- **To do**: Write the material out again in full, exactly.

(Extracted data entries)
____

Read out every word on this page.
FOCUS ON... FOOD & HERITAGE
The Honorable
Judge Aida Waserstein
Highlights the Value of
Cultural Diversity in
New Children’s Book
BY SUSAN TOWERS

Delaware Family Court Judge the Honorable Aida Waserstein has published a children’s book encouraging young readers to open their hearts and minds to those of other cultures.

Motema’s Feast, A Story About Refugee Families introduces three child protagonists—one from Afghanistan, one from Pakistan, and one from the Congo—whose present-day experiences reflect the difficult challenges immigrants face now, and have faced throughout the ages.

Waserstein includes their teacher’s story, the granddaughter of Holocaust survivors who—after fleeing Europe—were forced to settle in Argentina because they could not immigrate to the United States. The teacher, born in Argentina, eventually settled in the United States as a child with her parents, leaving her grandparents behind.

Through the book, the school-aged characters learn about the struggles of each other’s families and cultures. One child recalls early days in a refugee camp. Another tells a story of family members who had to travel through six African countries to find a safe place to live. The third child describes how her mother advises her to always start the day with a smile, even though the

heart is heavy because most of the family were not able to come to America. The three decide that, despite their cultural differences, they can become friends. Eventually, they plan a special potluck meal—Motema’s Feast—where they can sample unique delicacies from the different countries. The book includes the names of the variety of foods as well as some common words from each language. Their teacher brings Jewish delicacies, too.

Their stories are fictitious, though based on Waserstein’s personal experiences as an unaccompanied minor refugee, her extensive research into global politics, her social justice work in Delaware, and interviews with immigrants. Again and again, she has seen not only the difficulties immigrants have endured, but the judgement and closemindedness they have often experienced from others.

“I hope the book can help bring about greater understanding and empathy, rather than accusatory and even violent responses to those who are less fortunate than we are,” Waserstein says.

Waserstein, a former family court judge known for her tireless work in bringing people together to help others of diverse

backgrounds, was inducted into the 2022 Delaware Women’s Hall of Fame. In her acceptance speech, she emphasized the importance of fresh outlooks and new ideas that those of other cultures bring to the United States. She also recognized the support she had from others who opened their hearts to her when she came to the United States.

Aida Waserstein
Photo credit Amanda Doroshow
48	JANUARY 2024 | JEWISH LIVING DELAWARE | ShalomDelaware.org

____

- **Answer in full**:
Read out every word on this page.
FOCUS ON... FOOD & HERITAGE
The Honorable
Judge Aida Waserstein
Highlights the Value of
Cultural Diversity in
New Children’s Book
BY SUSAN TOWERS

Delaware Family Court Judge the Honorable Aida Waserstein has published a children’s book encouraging young readers to open their hearts and minds to those of other cultures.

Motema’s Feast, A Story About Refugee Families introduces three child protagonists—one from Afghanistan, one from Pakistan, and one from the Congo—whose present-day experiences reflect the difficult challenges immigrants face now, and have faced throughout the ages.

Waserstein includes their teacher’s story, the granddaughter of Holocaust survivors who—after fleeing Europe—were forced to settle in Argentina because they could not immigrate to the United States. The teacher, born in Argentina, eventually settled in the United States as a child with her parents, leaving her grandparents behind.

Through the book, the school-aged characters learn about the struggles of each other’s families and cultures. One child recalls early days in a refugee camp. Another tells a story of family members who had to travel through six African countries to find a safe place to live. The third child describes how her mother advises her to always start the day with a smile, even though the

heart is heavy because most of the family were not able to come to America. The three decide that, despite their cultural differences, they can become friends. Eventually, they plan a special potluck meal—Motema’s Feast—where they can sample unique delicacies from the different countries. The book includes the names of the variety of foods as well as some common words from each language. Their teacher brings Jewish delicacies, too.

Their stories are fictitious, though based on Waserstein’s personal experiences as an unaccompanied minor refugee, her extensive research into global politics, her social justice work in Delaware, and interviews with immigrants. Again and again, she has seen not only the difficulties immigrants have endured, but the judgement and closemindedness they have often experienced from others.

“I hope the book can help bring about greater understanding and empathy, rather than accusatory and even violent responses to those who are less fortunate than we are,” Waserstein says.

Waserstein, a former family court judge known for her tireless work in bringing people together to help others of diverse

backgrounds, was inducted into the 2022 Delaware Women’s Hall of Fame. In her acceptance speech, she emphasized the importance of fresh outlooks and new ideas that those of other cultures bring to the United States. She also recognized the support she had from others who opened their hearts to her when she came to the United States.

Aida Waserstein
Photo credit Amanda Doroshow
48	JANUARY 2024 | JEWISH LIVING DELAWARE | ShalomDelaware.org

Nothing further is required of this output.